▶ MATERIAL FOR THE TASK:

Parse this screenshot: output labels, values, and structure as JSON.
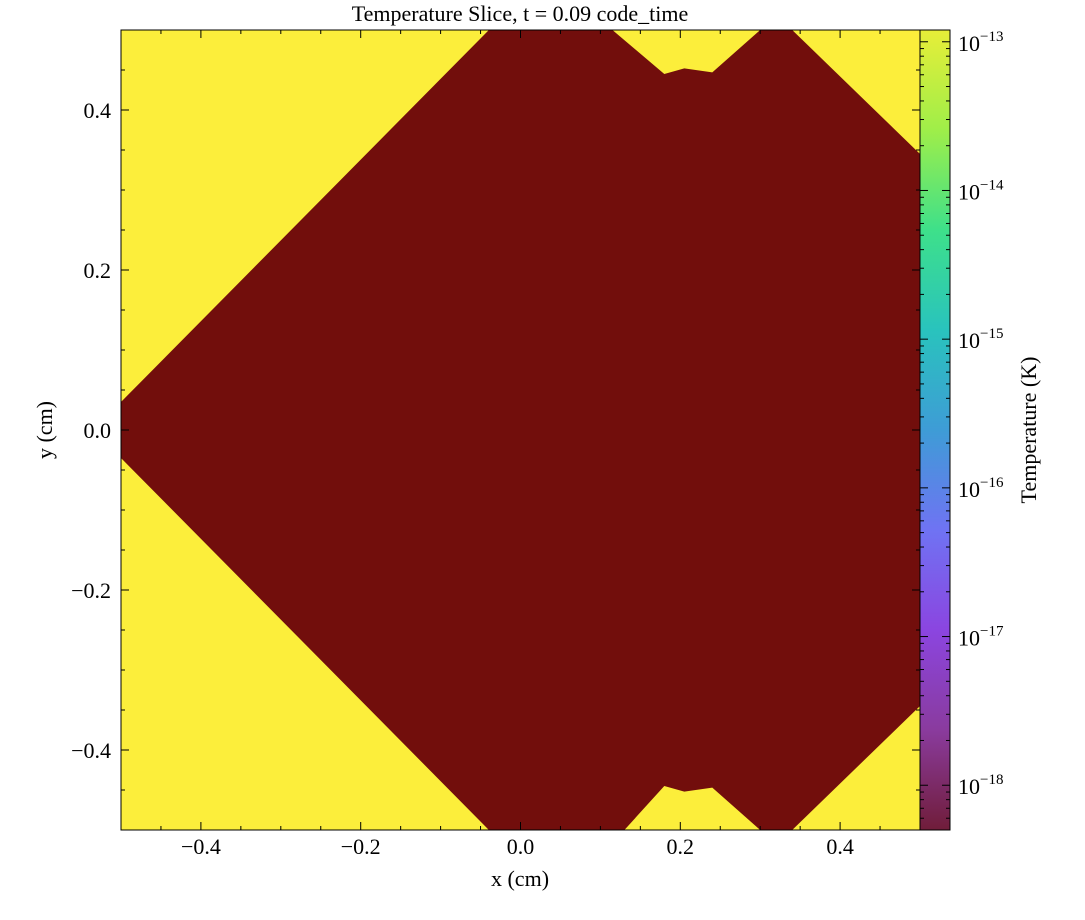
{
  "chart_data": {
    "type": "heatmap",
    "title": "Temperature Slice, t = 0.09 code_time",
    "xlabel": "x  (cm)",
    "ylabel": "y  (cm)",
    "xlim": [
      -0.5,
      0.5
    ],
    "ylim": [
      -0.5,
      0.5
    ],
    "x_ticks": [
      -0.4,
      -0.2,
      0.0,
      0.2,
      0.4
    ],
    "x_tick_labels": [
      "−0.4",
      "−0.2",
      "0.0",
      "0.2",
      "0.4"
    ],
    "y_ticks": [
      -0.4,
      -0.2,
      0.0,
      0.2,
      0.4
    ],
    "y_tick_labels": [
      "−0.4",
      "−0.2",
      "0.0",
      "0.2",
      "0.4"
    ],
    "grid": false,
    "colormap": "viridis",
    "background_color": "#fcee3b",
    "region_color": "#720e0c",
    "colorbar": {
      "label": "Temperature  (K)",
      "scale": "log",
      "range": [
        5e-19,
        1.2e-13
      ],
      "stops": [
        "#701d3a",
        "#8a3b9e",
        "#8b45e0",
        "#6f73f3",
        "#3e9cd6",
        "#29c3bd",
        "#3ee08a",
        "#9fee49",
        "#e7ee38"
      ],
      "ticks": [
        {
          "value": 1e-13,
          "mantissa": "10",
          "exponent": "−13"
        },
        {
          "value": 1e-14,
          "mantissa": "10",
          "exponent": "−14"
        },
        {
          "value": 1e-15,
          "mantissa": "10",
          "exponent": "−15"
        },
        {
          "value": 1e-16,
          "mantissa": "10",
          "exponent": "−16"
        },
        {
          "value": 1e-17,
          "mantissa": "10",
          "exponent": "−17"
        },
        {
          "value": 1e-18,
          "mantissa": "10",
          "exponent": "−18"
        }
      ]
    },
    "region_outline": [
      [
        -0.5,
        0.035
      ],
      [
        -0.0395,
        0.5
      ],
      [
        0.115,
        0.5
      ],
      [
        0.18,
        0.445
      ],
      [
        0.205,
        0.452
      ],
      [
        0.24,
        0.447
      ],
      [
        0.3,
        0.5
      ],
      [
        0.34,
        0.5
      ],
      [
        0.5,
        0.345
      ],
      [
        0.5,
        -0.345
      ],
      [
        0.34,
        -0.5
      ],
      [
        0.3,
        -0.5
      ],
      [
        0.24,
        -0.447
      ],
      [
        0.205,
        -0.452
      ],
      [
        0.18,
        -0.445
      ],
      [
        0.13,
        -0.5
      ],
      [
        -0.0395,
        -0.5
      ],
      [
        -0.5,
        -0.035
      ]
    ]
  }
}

▶ THE PROBLEM:
Copy the data exactly. Any picture it contains is to be omitted.

▶ TASK OUTPUT:
Parse this screenshot: output labels, values, and structure as JSON.
{
  "chart_data": {
    "type": "heatmap",
    "title": "Temperature Slice, t = 0.09 code_time",
    "xlabel": "x  (cm)",
    "ylabel": "y  (cm)",
    "xlim": [
      -0.5,
      0.5
    ],
    "ylim": [
      -0.5,
      0.5
    ],
    "x_ticks": [
      -0.4,
      -0.2,
      0.0,
      0.2,
      0.4
    ],
    "x_tick_labels": [
      "−0.4",
      "−0.2",
      "0.0",
      "0.2",
      "0.4"
    ],
    "y_ticks": [
      -0.4,
      -0.2,
      0.0,
      0.2,
      0.4
    ],
    "y_tick_labels": [
      "−0.4",
      "−0.2",
      "0.0",
      "0.2",
      "0.4"
    ],
    "grid": false,
    "colormap": "viridis",
    "background_color": "#fcee3b",
    "region_color": "#720e0c",
    "colorbar": {
      "label": "Temperature  (K)",
      "scale": "log",
      "range": [
        5e-19,
        1.2e-13
      ],
      "stops": [
        "#701d3a",
        "#8a3b9e",
        "#8b45e0",
        "#6f73f3",
        "#3e9cd6",
        "#29c3bd",
        "#3ee08a",
        "#9fee49",
        "#e7ee38"
      ],
      "ticks": [
        {
          "value": 1e-13,
          "mantissa": "10",
          "exponent": "−13"
        },
        {
          "value": 1e-14,
          "mantissa": "10",
          "exponent": "−14"
        },
        {
          "value": 1e-15,
          "mantissa": "10",
          "exponent": "−15"
        },
        {
          "value": 1e-16,
          "mantissa": "10",
          "exponent": "−16"
        },
        {
          "value": 1e-17,
          "mantissa": "10",
          "exponent": "−17"
        },
        {
          "value": 1e-18,
          "mantissa": "10",
          "exponent": "−18"
        }
      ]
    },
    "region_outline": [
      [
        -0.5,
        0.035
      ],
      [
        -0.0395,
        0.5
      ],
      [
        0.115,
        0.5
      ],
      [
        0.18,
        0.445
      ],
      [
        0.205,
        0.452
      ],
      [
        0.24,
        0.447
      ],
      [
        0.3,
        0.5
      ],
      [
        0.34,
        0.5
      ],
      [
        0.5,
        0.345
      ],
      [
        0.5,
        -0.345
      ],
      [
        0.34,
        -0.5
      ],
      [
        0.3,
        -0.5
      ],
      [
        0.24,
        -0.447
      ],
      [
        0.205,
        -0.452
      ],
      [
        0.18,
        -0.445
      ],
      [
        0.13,
        -0.5
      ],
      [
        -0.0395,
        -0.5
      ],
      [
        -0.5,
        -0.035
      ]
    ]
  }
}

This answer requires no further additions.